------ Data section ------

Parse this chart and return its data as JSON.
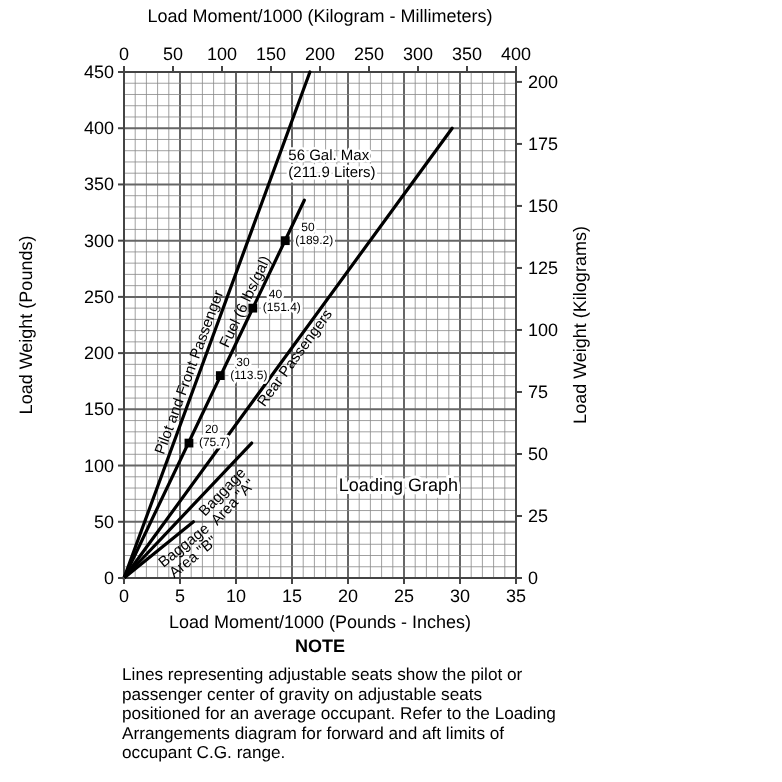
{
  "chart_data": {
    "type": "line",
    "title": "Loading Graph",
    "xlabel": "Load Moment/1000 (Pounds - Inches)",
    "ylabel": "Load Weight (Pounds)",
    "y2label": "Load Weight (Kilograms)",
    "x2label": "Load Moment/1000 (Kilogram - Millimeters)",
    "xlim": [
      0,
      35
    ],
    "xticks": [
      0,
      5,
      10,
      15,
      20,
      25,
      30,
      35
    ],
    "ylim": [
      0,
      450
    ],
    "yticks": [
      0,
      50,
      100,
      150,
      200,
      250,
      300,
      350,
      400,
      450
    ],
    "x2lim": [
      0,
      400
    ],
    "x2ticks": [
      0,
      50,
      100,
      150,
      200,
      250,
      300,
      350,
      400
    ],
    "y2lim": [
      0,
      204
    ],
    "y2ticks": [
      0,
      25,
      50,
      75,
      100,
      125,
      150,
      175,
      200
    ],
    "grid": true,
    "marker": "none",
    "line_style": "solid",
    "series": [
      {
        "name": "Pilot and Front Passenger",
        "color": "#000000",
        "x": [
          0,
          16.6
        ],
        "values": [
          0,
          450
        ]
      },
      {
        "name": "Fuel (6 lbs/gal)",
        "color": "#000000",
        "x": [
          0,
          16.1
        ],
        "values": [
          0,
          336
        ]
      },
      {
        "name": "Rear Passengers",
        "color": "#000000",
        "x": [
          0,
          29.3
        ],
        "values": [
          0,
          400
        ]
      },
      {
        "name": "Baggage Area \"A\"",
        "color": "#000000",
        "x": [
          0,
          11.4
        ],
        "values": [
          0,
          120
        ]
      },
      {
        "name": "Baggage Area \"B\"",
        "color": "#000000",
        "x": [
          0,
          6.2
        ],
        "values": [
          0,
          50
        ]
      },
      {
        "type": "scatter",
        "marker": "square",
        "color": "#000000",
        "x": [
          5.8,
          8.6,
          11.5,
          14.4
        ],
        "values": [
          120,
          180,
          240,
          300
        ]
      }
    ],
    "annotations": [
      {
        "text": "20 (75.7)",
        "x": 5.8,
        "y": 120
      },
      {
        "text": "30 (113.5)",
        "x": 8.6,
        "y": 180
      },
      {
        "text": "40 (151.4)",
        "x": 11.5,
        "y": 240
      },
      {
        "text": "50 (189.2)",
        "x": 14.4,
        "y": 300
      },
      {
        "text": "56 Gal. Max (211.9 Liters)",
        "x": 16.1,
        "y": 336
      },
      "NOTE",
      "Lines representing adjustable seats show the pilot or passenger center of gravity on adjustable seats positioned for an average occupant.  Refer to the Loading Arrangements diagram for forward and aft limits of occupant C.G. range."
    ]
  }
}
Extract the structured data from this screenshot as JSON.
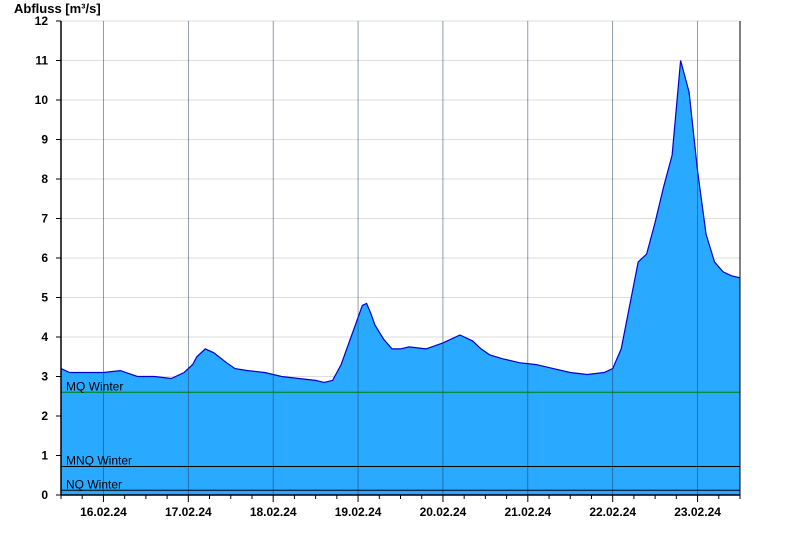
{
  "chart_data": {
    "type": "area",
    "ylabel": "Abfluss [m³/s]",
    "ylim": [
      0,
      12
    ],
    "y_ticks": [
      0,
      1,
      2,
      3,
      4,
      5,
      6,
      7,
      8,
      9,
      10,
      11,
      12
    ],
    "x_ticks": [
      "16.02.24",
      "17.02.24",
      "18.02.24",
      "19.02.24",
      "20.02.24",
      "21.02.24",
      "22.02.24",
      "23.02.24"
    ],
    "x_range_days": [
      15.5,
      23.5
    ],
    "grid": true,
    "reference_lines": [
      {
        "name": "MQ Winter",
        "value": 2.6,
        "color": "#008000"
      },
      {
        "name": "MNQ Winter",
        "value": 0.72,
        "color": "#000000"
      },
      {
        "name": "NQ Winter",
        "value": 0.12,
        "color": "#000000"
      }
    ],
    "colors": {
      "fill": "#29a9ff",
      "line": "#0000cc",
      "grid": "#dddddd"
    },
    "series": [
      {
        "x": [
          15.5,
          15.6,
          15.8,
          16.0,
          16.2,
          16.4,
          16.6,
          16.8,
          16.95,
          17.05,
          17.1,
          17.2,
          17.3,
          17.45,
          17.55,
          17.7,
          17.9,
          18.1,
          18.3,
          18.5,
          18.6,
          18.7,
          18.8,
          18.9,
          19.0,
          19.05,
          19.1,
          19.15,
          19.2,
          19.3,
          19.4,
          19.5,
          19.6,
          19.8,
          20.0,
          20.2,
          20.35,
          20.45,
          20.55,
          20.7,
          20.9,
          21.1,
          21.3,
          21.5,
          21.7,
          21.9,
          22.0,
          22.1,
          22.2,
          22.3,
          22.4,
          22.5,
          22.6,
          22.7,
          22.8,
          22.9,
          23.0,
          23.1,
          23.2,
          23.3,
          23.4,
          23.5
        ],
        "y": [
          3.2,
          3.1,
          3.1,
          3.1,
          3.15,
          3.0,
          3.0,
          2.95,
          3.1,
          3.3,
          3.5,
          3.7,
          3.6,
          3.35,
          3.2,
          3.15,
          3.1,
          3.0,
          2.95,
          2.9,
          2.85,
          2.9,
          3.3,
          3.9,
          4.5,
          4.8,
          4.85,
          4.6,
          4.3,
          3.95,
          3.7,
          3.7,
          3.75,
          3.7,
          3.85,
          4.05,
          3.9,
          3.7,
          3.55,
          3.45,
          3.35,
          3.3,
          3.2,
          3.1,
          3.05,
          3.1,
          3.2,
          3.7,
          4.8,
          5.9,
          6.1,
          6.9,
          7.8,
          8.6,
          11.0,
          10.2,
          8.2,
          6.6,
          5.9,
          5.65,
          5.55,
          5.5
        ]
      }
    ]
  }
}
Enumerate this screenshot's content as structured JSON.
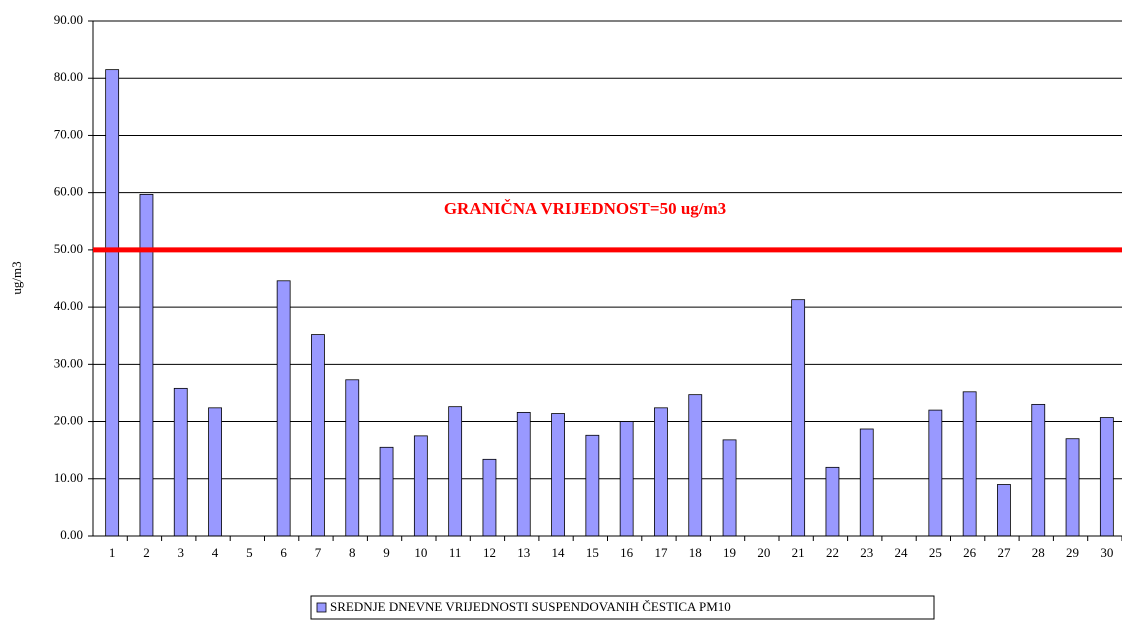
{
  "chart_data": {
    "type": "bar",
    "y_label": "ug/m3",
    "annotation": "GRANIČNA VRIJEDNOST=50 ug/m3",
    "threshold": 50,
    "threshold_color": "#ff0000",
    "categories": [
      "1",
      "2",
      "3",
      "4",
      "5",
      "6",
      "7",
      "8",
      "9",
      "10",
      "11",
      "12",
      "13",
      "14",
      "15",
      "16",
      "17",
      "18",
      "19",
      "20",
      "21",
      "22",
      "23",
      "24",
      "25",
      "26",
      "27",
      "28",
      "29",
      "30"
    ],
    "series": [
      {
        "name": "SREDNJE DNEVNE VRIJEDNOSTI SUSPENDOVANIH ČESTICA PM10",
        "color": "#9999ff",
        "values": [
          81.5,
          59.7,
          25.8,
          22.4,
          null,
          44.6,
          35.2,
          27.3,
          15.5,
          17.5,
          22.6,
          13.4,
          21.6,
          21.4,
          17.6,
          20.0,
          22.4,
          24.7,
          16.8,
          null,
          41.3,
          12.0,
          18.7,
          null,
          22.0,
          25.2,
          9.0,
          23.0,
          17.0,
          20.7
        ]
      }
    ],
    "ylim": [
      0,
      90
    ],
    "yticks": [
      {
        "value": 0,
        "label": "0.00"
      },
      {
        "value": 10,
        "label": "10.00"
      },
      {
        "value": 20,
        "label": "20.00"
      },
      {
        "value": 30,
        "label": "30.00"
      },
      {
        "value": 40,
        "label": "40.00"
      },
      {
        "value": 50,
        "label": "50.00"
      },
      {
        "value": 60,
        "label": "60.00"
      },
      {
        "value": 70,
        "label": "70.00"
      },
      {
        "value": 80,
        "label": "80.00"
      },
      {
        "value": 90,
        "label": "90.00"
      }
    ],
    "grid": true
  }
}
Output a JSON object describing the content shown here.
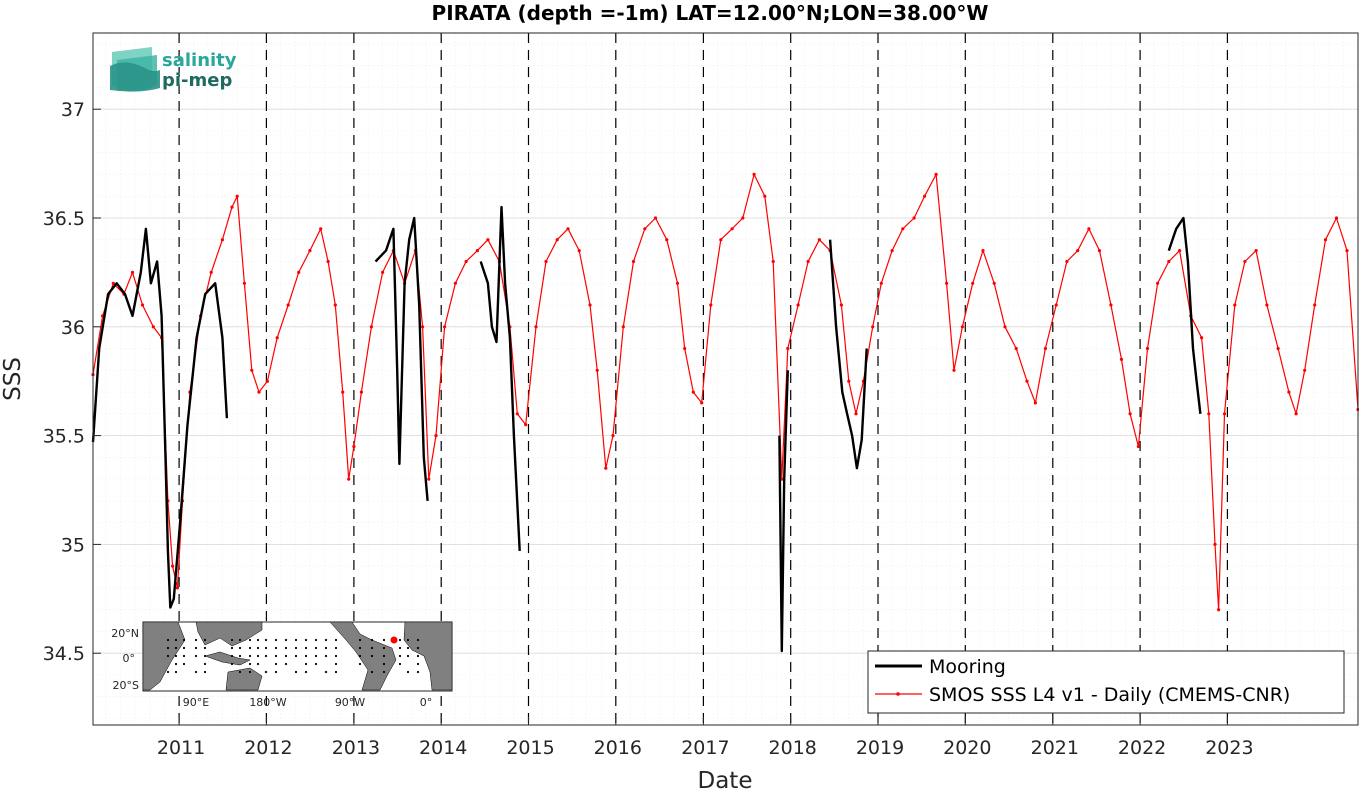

------

• [Written instruction]
Tally the lines above that contain the word "structured", and reply with only the number.

• [Output for this exercise]
2